Task goal ->
Exactly as written, retype the listing below, omitting the pictures.

Supplied records ->
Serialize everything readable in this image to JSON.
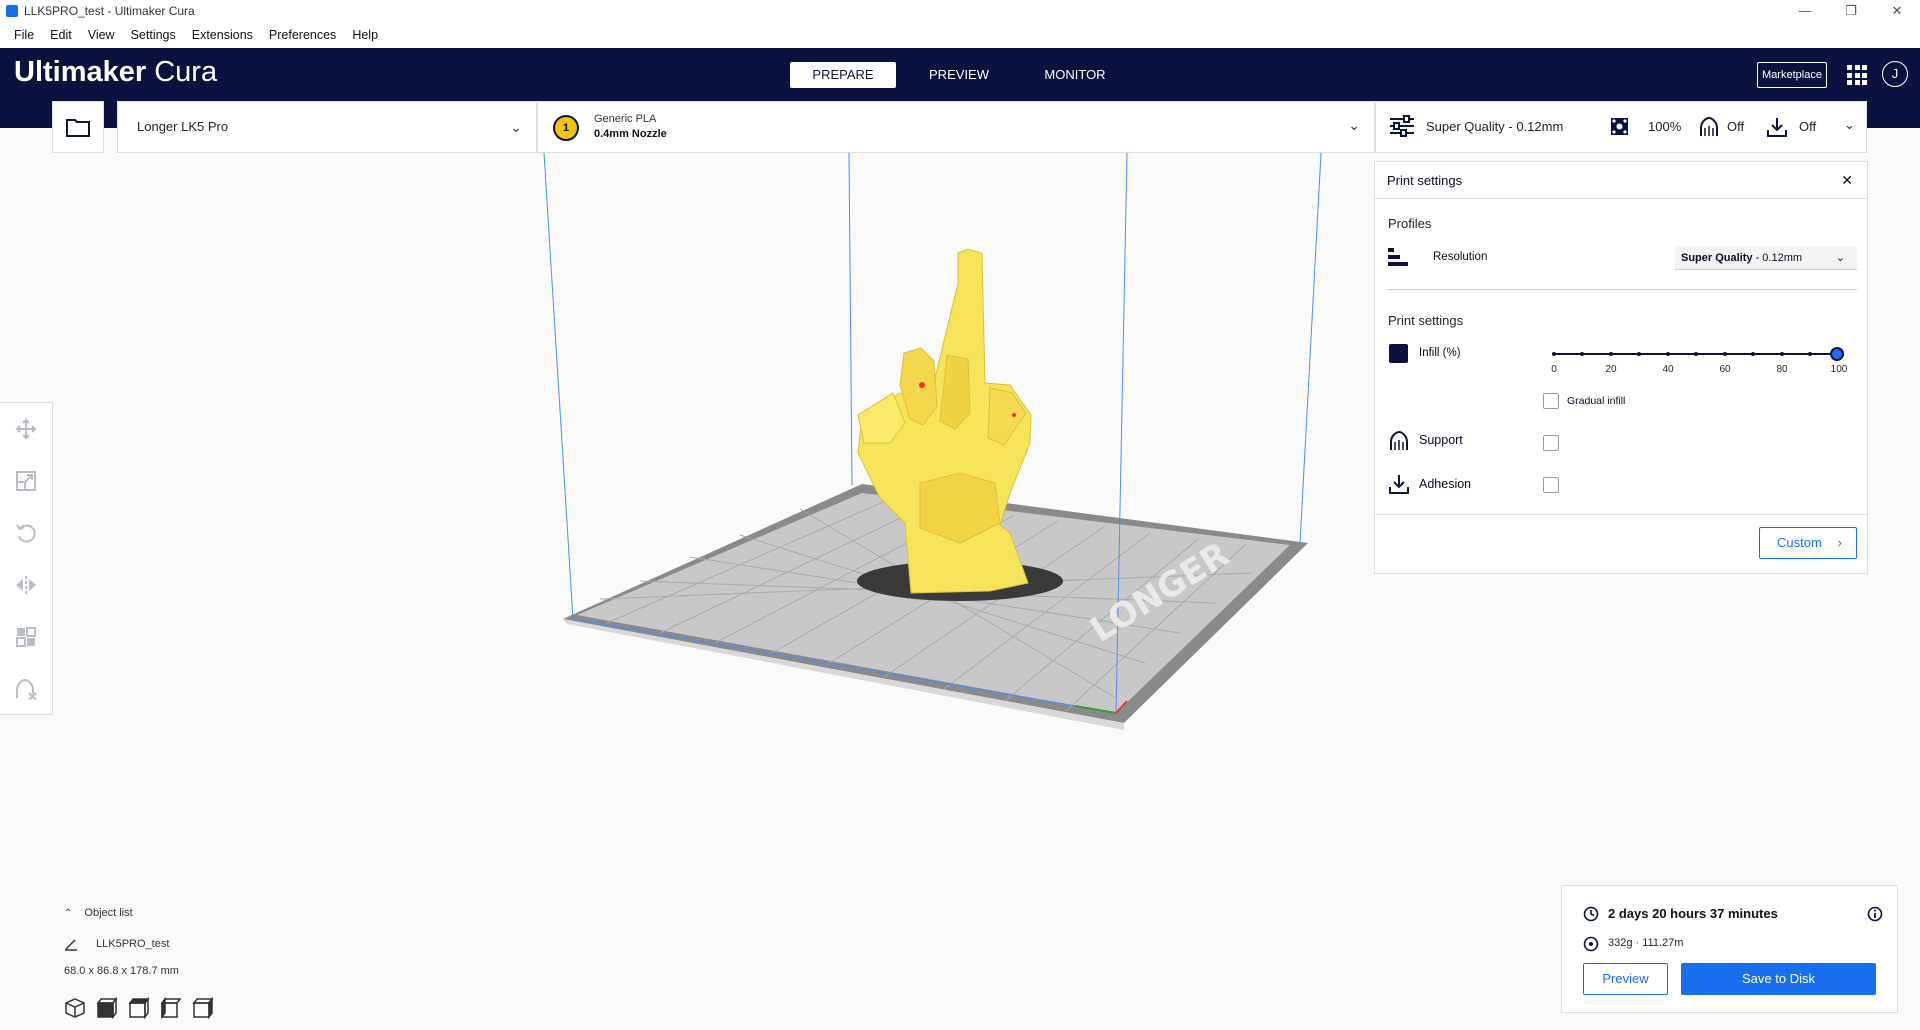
{
  "window": {
    "title": "LLK5PRO_test - Ultimaker Cura",
    "controls": [
      "—",
      "❐",
      "✕"
    ]
  },
  "menu": [
    "File",
    "Edit",
    "View",
    "Settings",
    "Extensions",
    "Preferences",
    "Help"
  ],
  "header": {
    "logo_bold": "Ultimaker",
    "logo_light": "Cura",
    "stages": [
      "PREPARE",
      "PREVIEW",
      "MONITOR"
    ],
    "active_stage": "PREPARE",
    "marketplace_label": "Marketplace",
    "account_initial": "J"
  },
  "machine": {
    "name": "Longer LK5 Pro"
  },
  "material": {
    "extruder_number": "1",
    "name": "Generic PLA",
    "nozzle": "0.4mm Nozzle"
  },
  "summary": {
    "profile": "Super Quality - 0.12mm",
    "infill": "100%",
    "support": "Off",
    "adhesion": "Off"
  },
  "print_settings": {
    "panel_title": "Print settings",
    "profiles_title": "Profiles",
    "resolution_label": "Resolution",
    "resolution_value_bold": "Super Quality",
    "resolution_value_rest": " - 0.12mm",
    "section_title": "Print settings",
    "infill_label": "Infill (%)",
    "infill_ticks": [
      "0",
      "20",
      "40",
      "60",
      "80",
      "100"
    ],
    "infill_value": 100,
    "gradual_infill_label": "Gradual infill",
    "support_label": "Support",
    "adhesion_label": "Adhesion",
    "custom_label": "Custom"
  },
  "object_list": {
    "toggle_label": "Object list",
    "object_name": "LLK5PRO_test",
    "dimensions": "68.0 x 86.8 x 178.7 mm"
  },
  "estimate": {
    "time": "2 days 20 hours 37 minutes",
    "material": "332g · 111.27m",
    "preview_label": "Preview",
    "save_label": "Save to Disk"
  },
  "colors": {
    "header_bg": "#0c1240",
    "accent": "#196ef0",
    "model": "#f7e35a"
  }
}
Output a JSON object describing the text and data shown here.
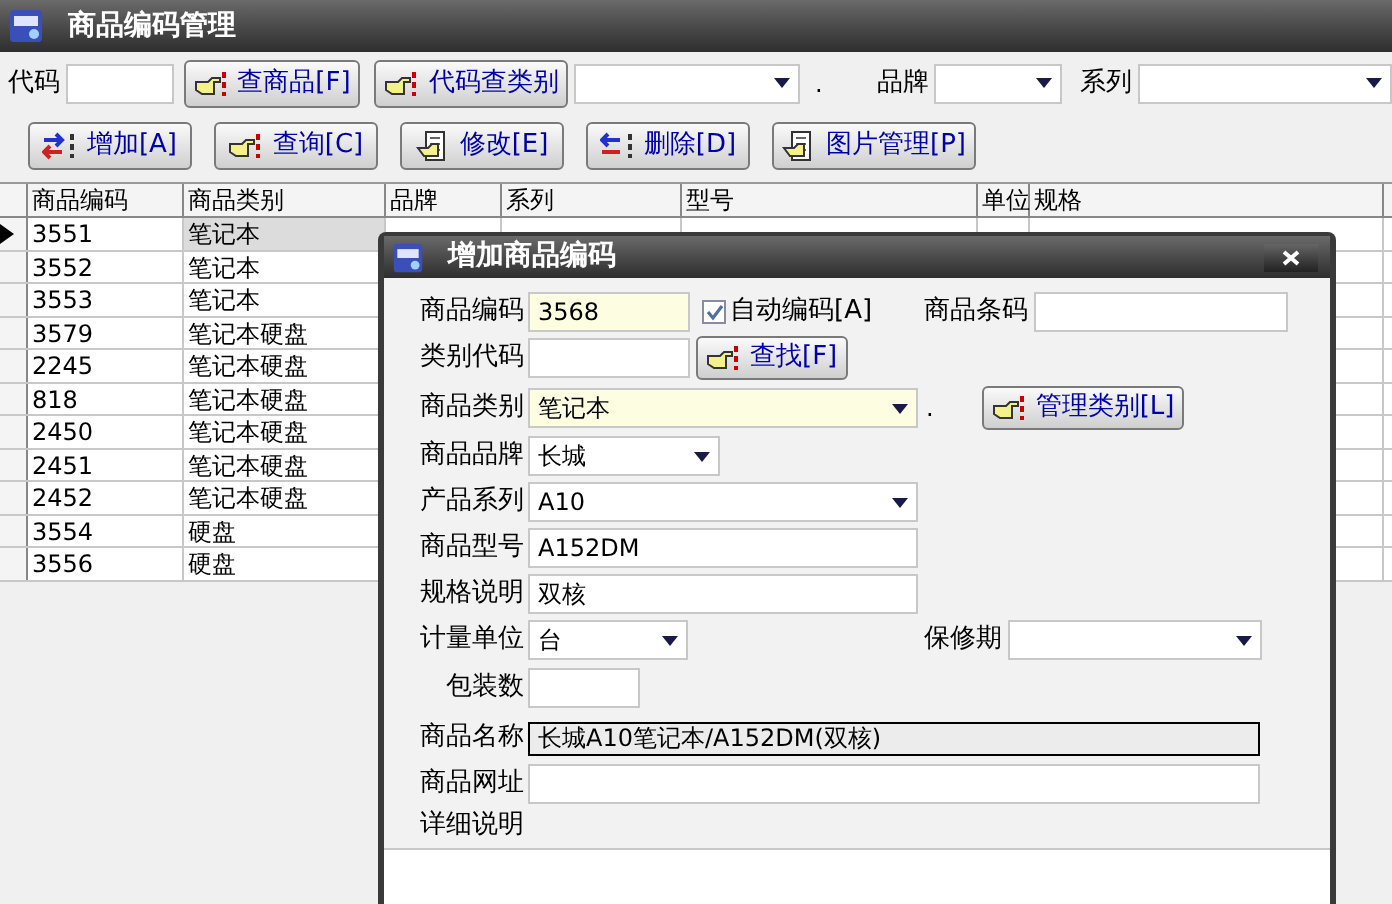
{
  "window": {
    "title": "商品编码管理"
  },
  "filter_bar": {
    "code_label": "代码",
    "buttons": [
      {
        "label": "查商品[F]",
        "kind": "hand"
      },
      {
        "label": "代码查类别",
        "kind": "hand"
      }
    ],
    "dot": ".",
    "brand_label": "品牌",
    "series_label": "系列"
  },
  "toolbar": [
    {
      "label": "增加[A]",
      "kind": "add"
    },
    {
      "label": "查询[C]",
      "kind": "hand"
    },
    {
      "label": "修改[E]",
      "kind": "edit"
    },
    {
      "label": "删除[D]",
      "kind": "delete"
    },
    {
      "label": "图片管理[P]",
      "kind": "edit"
    }
  ],
  "table": {
    "columns": [
      "商品编码",
      "商品类别",
      "品牌",
      "系列",
      "型号",
      "单位",
      "规格"
    ],
    "rows": [
      {
        "cells": [
          "3551",
          "笔记本"
        ],
        "selected": true
      },
      {
        "cells": [
          "3552",
          "笔记本"
        ],
        "selected": false
      },
      {
        "cells": [
          "3553",
          "笔记本"
        ],
        "selected": false
      },
      {
        "cells": [
          "3579",
          "笔记本硬盘"
        ],
        "selected": false
      },
      {
        "cells": [
          "2245",
          "笔记本硬盘"
        ],
        "selected": false
      },
      {
        "cells": [
          "818",
          "笔记本硬盘"
        ],
        "selected": false
      },
      {
        "cells": [
          "2450",
          "笔记本硬盘"
        ],
        "selected": false
      },
      {
        "cells": [
          "2451",
          "笔记本硬盘"
        ],
        "selected": false
      },
      {
        "cells": [
          "2452",
          "笔记本硬盘"
        ],
        "selected": false
      },
      {
        "cells": [
          "3554",
          "硬盘"
        ],
        "selected": false
      },
      {
        "cells": [
          "3556",
          "硬盘"
        ],
        "selected": false
      }
    ]
  },
  "dialog": {
    "title": "增加商品编码",
    "product_code": {
      "label": "商品编码",
      "value": "3568"
    },
    "auto_code": {
      "label": "自动编码[A]",
      "checked": true
    },
    "barcode": {
      "label": "商品条码"
    },
    "category_code": {
      "label": "类别代码"
    },
    "find_button": "查找[F]",
    "category": {
      "label": "商品类别",
      "value": "笔记本"
    },
    "dot": ".",
    "manage_button": "管理类别[L]",
    "brand": {
      "label": "商品品牌",
      "value": "长城"
    },
    "series": {
      "label": "产品系列",
      "value": "A10"
    },
    "model": {
      "label": "商品型号",
      "value": "A152DM"
    },
    "spec": {
      "label": "规格说明",
      "value": "双核"
    },
    "unit": {
      "label": "计量单位",
      "value": "台"
    },
    "warranty": {
      "label": "保修期"
    },
    "pack": {
      "label": "包装数"
    },
    "name": {
      "label": "商品名称",
      "value": "长城A10笔记本/A152DM(双核)"
    },
    "url": {
      "label": "商品网址"
    },
    "details": {
      "label": "详细说明"
    }
  }
}
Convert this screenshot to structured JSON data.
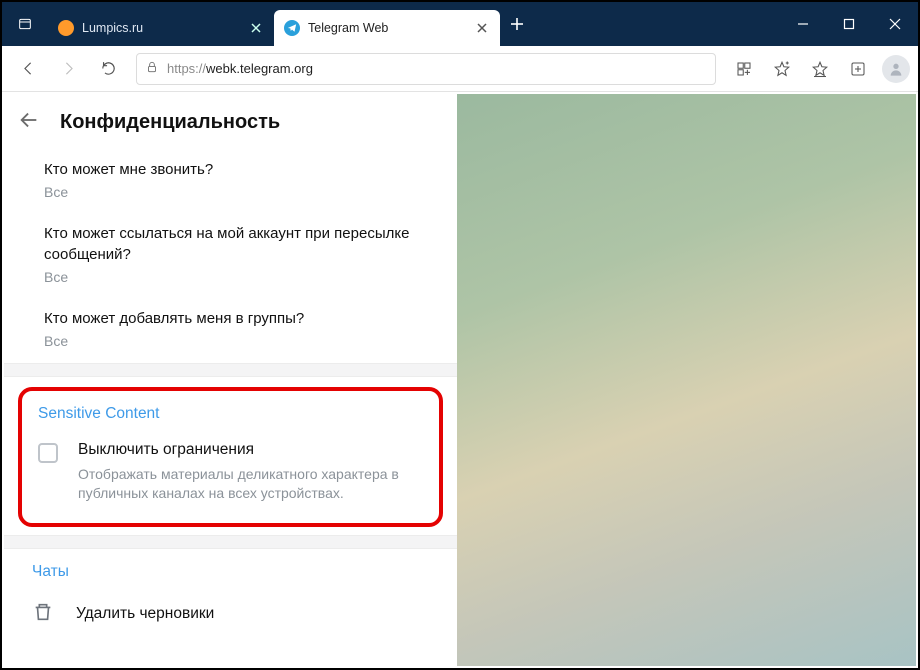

Problem solution ->
Serialize everything readable in this image to JSON.
{
  "window": {
    "title": "LLK5PRO_test - Ultimaker Cura",
    "controls": [
      "—",
      "❐",
      "✕"
    ]
  },
  "menu": [
    "File",
    "Edit",
    "View",
    "Settings",
    "Extensions",
    "Preferences",
    "Help"
  ],
  "header": {
    "logo_bold": "Ultimaker",
    "logo_light": "Cura",
    "stages": [
      "PREPARE",
      "PREVIEW",
      "MONITOR"
    ],
    "active_stage": "PREPARE",
    "marketplace_label": "Marketplace",
    "account_initial": "J"
  },
  "machine": {
    "name": "Longer LK5 Pro"
  },
  "material": {
    "extruder_number": "1",
    "name": "Generic PLA",
    "nozzle": "0.4mm Nozzle"
  },
  "summary": {
    "profile": "Super Quality - 0.12mm",
    "infill": "100%",
    "support": "Off",
    "adhesion": "Off"
  },
  "print_settings": {
    "panel_title": "Print settings",
    "profiles_title": "Profiles",
    "resolution_label": "Resolution",
    "resolution_value_bold": "Super Quality",
    "resolution_value_rest": " - 0.12mm",
    "section_title": "Print settings",
    "infill_label": "Infill (%)",
    "infill_ticks": [
      "0",
      "20",
      "40",
      "60",
      "80",
      "100"
    ],
    "infill_value": 100,
    "gradual_infill_label": "Gradual infill",
    "support_label": "Support",
    "adhesion_label": "Adhesion",
    "custom_label": "Custom"
  },
  "object_list": {
    "toggle_label": "Object list",
    "object_name": "LLK5PRO_test",
    "dimensions": "68.0 x 86.8 x 178.7 mm"
  },
  "estimate": {
    "time": "2 days 20 hours 37 minutes",
    "material": "332g · 111.27m",
    "preview_label": "Preview",
    "save_label": "Save to Disk"
  },
  "colors": {
    "header_bg": "#0c1240",
    "accent": "#196ef0",
    "model": "#f7e35a"
  }
}
Output a JSON object describing the text and data shown here.
{
  "window": {
    "title": "商品编码管理"
  },
  "filter_bar": {
    "code_label": "代码",
    "buttons": [
      {
        "label": "查商品[F]",
        "kind": "hand"
      },
      {
        "label": "代码查类别",
        "kind": "hand"
      }
    ],
    "dot": ".",
    "brand_label": "品牌",
    "series_label": "系列"
  },
  "toolbar": [
    {
      "label": "增加[A]",
      "kind": "add"
    },
    {
      "label": "查询[C]",
      "kind": "hand"
    },
    {
      "label": "修改[E]",
      "kind": "edit"
    },
    {
      "label": "删除[D]",
      "kind": "delete"
    },
    {
      "label": "图片管理[P]",
      "kind": "edit"
    }
  ],
  "table": {
    "columns": [
      "商品编码",
      "商品类别",
      "品牌",
      "系列",
      "型号",
      "单位",
      "规格"
    ],
    "rows": [
      {
        "cells": [
          "3551",
          "笔记本"
        ],
        "selected": true
      },
      {
        "cells": [
          "3552",
          "笔记本"
        ],
        "selected": false
      },
      {
        "cells": [
          "3553",
          "笔记本"
        ],
        "selected": false
      },
      {
        "cells": [
          "3579",
          "笔记本硬盘"
        ],
        "selected": false
      },
      {
        "cells": [
          "2245",
          "笔记本硬盘"
        ],
        "selected": false
      },
      {
        "cells": [
          "818",
          "笔记本硬盘"
        ],
        "selected": false
      },
      {
        "cells": [
          "2450",
          "笔记本硬盘"
        ],
        "selected": false
      },
      {
        "cells": [
          "2451",
          "笔记本硬盘"
        ],
        "selected": false
      },
      {
        "cells": [
          "2452",
          "笔记本硬盘"
        ],
        "selected": false
      },
      {
        "cells": [
          "3554",
          "硬盘"
        ],
        "selected": false
      },
      {
        "cells": [
          "3556",
          "硬盘"
        ],
        "selected": false
      }
    ]
  },
  "dialog": {
    "title": "增加商品编码",
    "product_code": {
      "label": "商品编码",
      "value": "3568"
    },
    "auto_code": {
      "label": "自动编码[A]",
      "checked": true
    },
    "barcode": {
      "label": "商品条码"
    },
    "category_code": {
      "label": "类别代码"
    },
    "find_button": "查找[F]",
    "category": {
      "label": "商品类别",
      "value": "笔记本"
    },
    "dot": ".",
    "manage_button": "管理类别[L]",
    "brand": {
      "label": "商品品牌",
      "value": "长城"
    },
    "series": {
      "label": "产品系列",
      "value": "A10"
    },
    "model": {
      "label": "商品型号",
      "value": "A152DM"
    },
    "spec": {
      "label": "规格说明",
      "value": "双核"
    },
    "unit": {
      "label": "计量单位",
      "value": "台"
    },
    "warranty": {
      "label": "保修期"
    },
    "pack": {
      "label": "包装数"
    },
    "name": {
      "label": "商品名称",
      "value": "长城A10笔记本/A152DM(双核)"
    },
    "url": {
      "label": "商品网址"
    },
    "details": {
      "label": "详细说明"
    }
  }
}
Convert this screenshot to structured JSON data.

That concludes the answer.